ID: 649704 • Letter: I

Question

I'm learning about HMMs and their applications and trying to understand their usages. My knowledge is a bit spotty, so please correct any incorrect assumptions I'm making. The specific example I'm wondering about is for using HMMs for speech detection, which is a common example in literature.

The basic method seems to be to treat the incoming sounds (after processing) as observations, where the actual words being spoken are the hidden states of the process. It seems obvious the hidden variables here are not independent, but I do not understand how they satisfy the Markov property. I would imagine that the probability of the Nth word is not just dependent on the N-1 word, but on many preceding words before that.

Is this simply ignored as a simplifying assumptions because HMMs are very good at correctly modeling speech detection problems, or am I not clearly understanding what the states and hidden variables in the process are? The same problem would appear to apply to a great deal of applications in which HMMs are quite popular, POS tagging, and so forth.

Written task 1: From the text on hidden Markov models, reproduce the passage from "I'm learning about" up to and including "words before that.".
Written task 2: List every sentence in the text on hidden Markov models that begins with the word "The", giving each in full in order of appearance.

Material:
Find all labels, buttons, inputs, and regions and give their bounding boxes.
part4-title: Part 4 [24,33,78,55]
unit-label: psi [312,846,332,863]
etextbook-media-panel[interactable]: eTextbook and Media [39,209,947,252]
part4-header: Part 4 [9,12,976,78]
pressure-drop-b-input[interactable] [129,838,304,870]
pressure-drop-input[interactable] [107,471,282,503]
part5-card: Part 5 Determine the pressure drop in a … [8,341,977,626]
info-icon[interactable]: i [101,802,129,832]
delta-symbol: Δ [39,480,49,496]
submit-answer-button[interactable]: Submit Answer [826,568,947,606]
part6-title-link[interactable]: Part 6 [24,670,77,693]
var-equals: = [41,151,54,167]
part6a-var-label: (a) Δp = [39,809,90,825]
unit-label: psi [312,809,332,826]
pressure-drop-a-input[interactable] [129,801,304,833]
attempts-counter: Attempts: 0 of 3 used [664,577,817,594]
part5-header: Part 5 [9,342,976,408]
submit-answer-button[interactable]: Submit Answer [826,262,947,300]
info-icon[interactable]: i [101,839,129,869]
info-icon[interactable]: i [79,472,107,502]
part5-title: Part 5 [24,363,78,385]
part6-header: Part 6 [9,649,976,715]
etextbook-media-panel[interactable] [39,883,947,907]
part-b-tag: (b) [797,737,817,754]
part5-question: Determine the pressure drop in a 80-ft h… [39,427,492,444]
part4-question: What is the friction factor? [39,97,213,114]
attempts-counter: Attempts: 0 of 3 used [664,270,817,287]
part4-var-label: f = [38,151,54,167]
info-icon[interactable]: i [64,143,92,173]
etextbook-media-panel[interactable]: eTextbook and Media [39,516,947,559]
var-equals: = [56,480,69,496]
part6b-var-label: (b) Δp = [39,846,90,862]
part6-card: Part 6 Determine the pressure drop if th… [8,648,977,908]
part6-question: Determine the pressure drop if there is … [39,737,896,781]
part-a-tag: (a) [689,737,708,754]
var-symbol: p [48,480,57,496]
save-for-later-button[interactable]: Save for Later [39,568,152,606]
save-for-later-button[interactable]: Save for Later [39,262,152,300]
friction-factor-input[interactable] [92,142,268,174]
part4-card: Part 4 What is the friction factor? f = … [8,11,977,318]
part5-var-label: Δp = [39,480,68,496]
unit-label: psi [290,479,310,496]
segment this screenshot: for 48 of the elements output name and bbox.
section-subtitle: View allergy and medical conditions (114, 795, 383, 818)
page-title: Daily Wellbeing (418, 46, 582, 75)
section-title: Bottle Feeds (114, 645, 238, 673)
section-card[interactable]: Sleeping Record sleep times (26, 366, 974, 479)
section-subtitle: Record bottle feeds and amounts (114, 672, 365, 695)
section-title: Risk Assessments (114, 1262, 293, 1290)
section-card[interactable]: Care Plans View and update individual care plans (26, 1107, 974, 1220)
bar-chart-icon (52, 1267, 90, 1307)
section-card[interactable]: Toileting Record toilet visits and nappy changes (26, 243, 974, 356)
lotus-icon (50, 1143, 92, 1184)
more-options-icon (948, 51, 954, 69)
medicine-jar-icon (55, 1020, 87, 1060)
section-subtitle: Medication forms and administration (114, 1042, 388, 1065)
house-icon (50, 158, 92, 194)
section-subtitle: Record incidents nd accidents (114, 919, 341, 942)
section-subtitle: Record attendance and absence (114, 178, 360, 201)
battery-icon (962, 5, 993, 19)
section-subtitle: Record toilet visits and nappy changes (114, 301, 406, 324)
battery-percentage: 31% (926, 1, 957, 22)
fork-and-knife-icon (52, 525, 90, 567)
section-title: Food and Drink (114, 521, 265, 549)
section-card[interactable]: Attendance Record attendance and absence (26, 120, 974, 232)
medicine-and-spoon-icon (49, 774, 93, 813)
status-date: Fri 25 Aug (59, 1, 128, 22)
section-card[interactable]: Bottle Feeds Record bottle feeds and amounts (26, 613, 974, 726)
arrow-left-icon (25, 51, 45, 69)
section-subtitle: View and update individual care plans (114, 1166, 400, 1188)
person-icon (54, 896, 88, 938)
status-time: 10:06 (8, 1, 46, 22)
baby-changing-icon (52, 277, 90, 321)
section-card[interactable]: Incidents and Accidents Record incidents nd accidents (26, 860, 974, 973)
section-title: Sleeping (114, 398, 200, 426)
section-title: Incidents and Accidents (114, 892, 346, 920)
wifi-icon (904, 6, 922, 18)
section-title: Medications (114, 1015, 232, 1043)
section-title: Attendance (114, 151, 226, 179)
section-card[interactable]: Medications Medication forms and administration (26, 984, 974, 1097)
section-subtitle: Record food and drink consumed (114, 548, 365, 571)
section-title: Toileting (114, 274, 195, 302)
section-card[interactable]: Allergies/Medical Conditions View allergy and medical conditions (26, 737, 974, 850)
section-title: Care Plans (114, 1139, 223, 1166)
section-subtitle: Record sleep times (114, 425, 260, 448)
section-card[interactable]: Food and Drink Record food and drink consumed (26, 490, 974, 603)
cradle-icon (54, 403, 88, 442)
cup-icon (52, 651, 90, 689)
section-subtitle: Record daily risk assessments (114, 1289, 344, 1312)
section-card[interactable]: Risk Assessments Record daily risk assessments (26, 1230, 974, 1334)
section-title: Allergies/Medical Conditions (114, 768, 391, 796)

Final result 1:
I'm learning about HMMs and their applications and trying to understand their usages. My knowledge is a bit spotty, so please correct any incorrect assumptions I'm making. The specific example I'm wondering about is for using HMMs for speech detection, which is a common example in literature.

The basic method seems to be to treat the incoming sounds (after processing) as observations, where the actual words being spoken are the hidden states of the process. It seems obvious the hidden variables here are not independent, but I do not understand how they satisfy the Markov property. I would imagine that the probability of the Nth word is not just dependent on the N-1 word, but on many preceding words before that.

Final result 2:
1. The specific example I'm wondering about is for using HMMs for speech detection, which is a common example in literature.
2. The basic method seems to be to treat the incoming sounds (after processing) as observations, where the actual words being spoken are the hidden states of the process.
3. The same problem would appear to apply to a great deal of applications in which HMMs are quite popular, POS tagging, and so forth.